**STATED EXERCISE**
Below are records; extract exactly the lines from the one containing "Transcribe the text in this document." through the last, both included, and keep the pictures out.
RECORDS SUPPLIED start
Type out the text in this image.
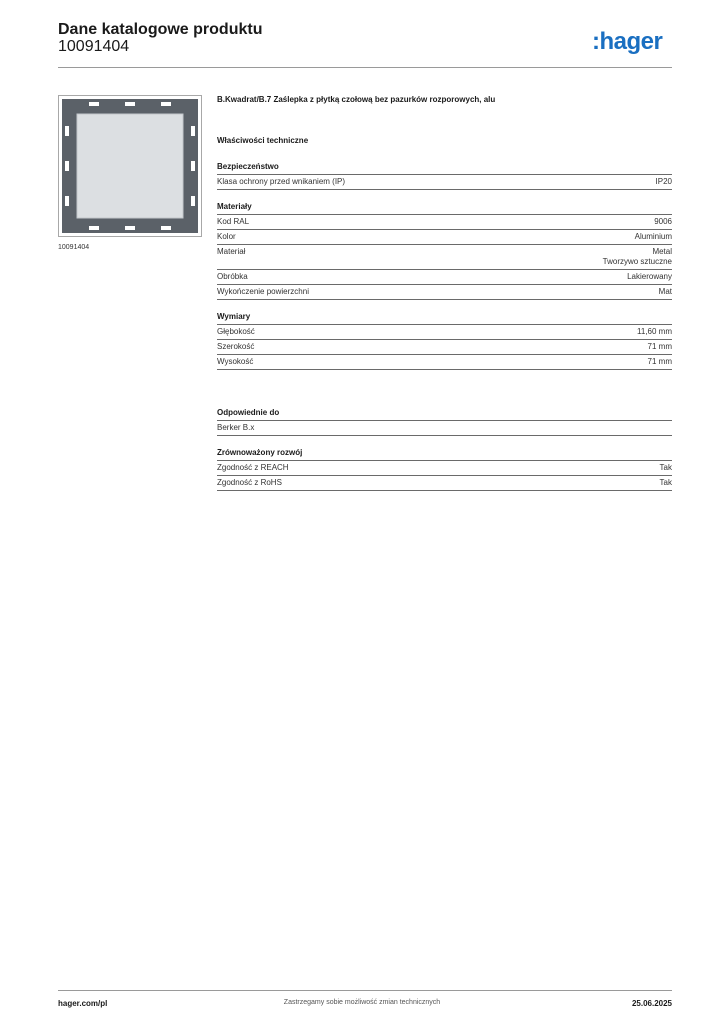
Dane katalogowe produktu
10091404	:hager
10091404
B.Kwadrat/B.7 Zaślepka z płytką czołową bez pazurków rozporowych, alu
Właściwości techniczne
Bezpieczeństwo
Klasa ochrony przed wnikaniem (IP)	IP20
Materiały
Kod RAL	9006
Kolor	Aluminium
Materiał	Metal
Tworzywo sztuczne
Obróbka	Lakierowany
Wykończenie powierzchni	Mat
Wymiary
Głębokość	11,60 mm
Szerokość	71 mm
Wysokość	71 mm
Odpowiednie do
Berker B.x
Zrównoważony rozwój
Zgodność z REACH	Tak
Zgodność z RoHS	Tak
hager.com/pl	Zastrzegamy sobie możliwość zmian technicznych	25.06.2025
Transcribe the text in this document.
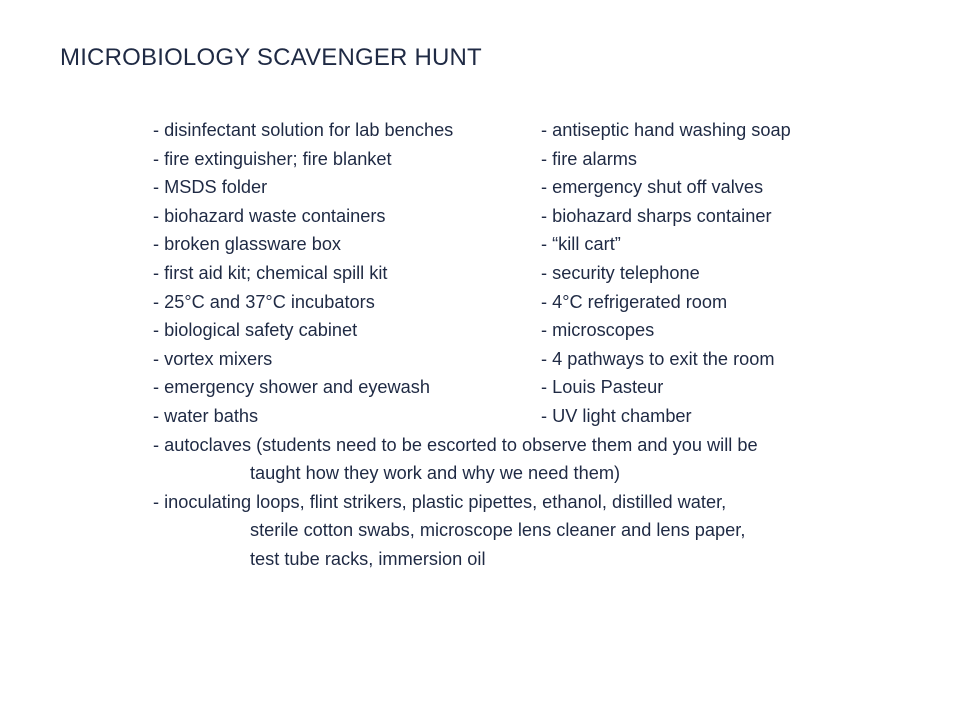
MICROBIOLOGY SCAVENGER HUNT
- disinfectant solution for lab benches	- antiseptic hand washing soap
- fire extinguisher; fire blanket	- fire alarms
- MSDS folder	- emergency shut off valves
- biohazard waste containers	- biohazard sharps container
- broken glassware box	- “kill cart”
- first aid kit; chemical spill kit	- security telephone
- 25°C and 37°C incubators	- 4°C refrigerated room
- biological safety cabinet	- microscopes
- vortex mixers	- 4 pathways to exit the room
- emergency shower and eyewash	- Louis Pasteur
- water baths	- UV light chamber
- autoclaves (students need to be escorted to observe them and you will be
taught how they work and why we need them)
- inoculating loops, flint strikers, plastic pipettes, ethanol, distilled water,
sterile cotton swabs, microscope lens cleaner and lens paper,
test tube racks, immersion oil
RECORDS SUPPLIED end
**SOLUTION FOR THIS EXERCISE**
Transcribe the text in this document.
MICROBIOLOGY SCAVENGER HUNT
- disinfectant solution for lab benches	- antiseptic hand washing soap
- fire extinguisher; fire blanket	- fire alarms
- MSDS folder	- emergency shut off valves
- biohazard waste containers	- biohazard sharps container
- broken glassware box	- “kill cart”
- first aid kit; chemical spill kit	- security telephone
- 25°C and 37°C incubators	- 4°C refrigerated room
- biological safety cabinet	- microscopes
- vortex mixers	- 4 pathways to exit the room
- emergency shower and eyewash	- Louis Pasteur
- water baths	- UV light chamber
- autoclaves (students need to be escorted to observe them and you will be
taught how they work and why we need them)
- inoculating loops, flint strikers, plastic pipettes, ethanol, distilled water,
sterile cotton swabs, microscope lens cleaner and lens paper,
test tube racks, immersion oil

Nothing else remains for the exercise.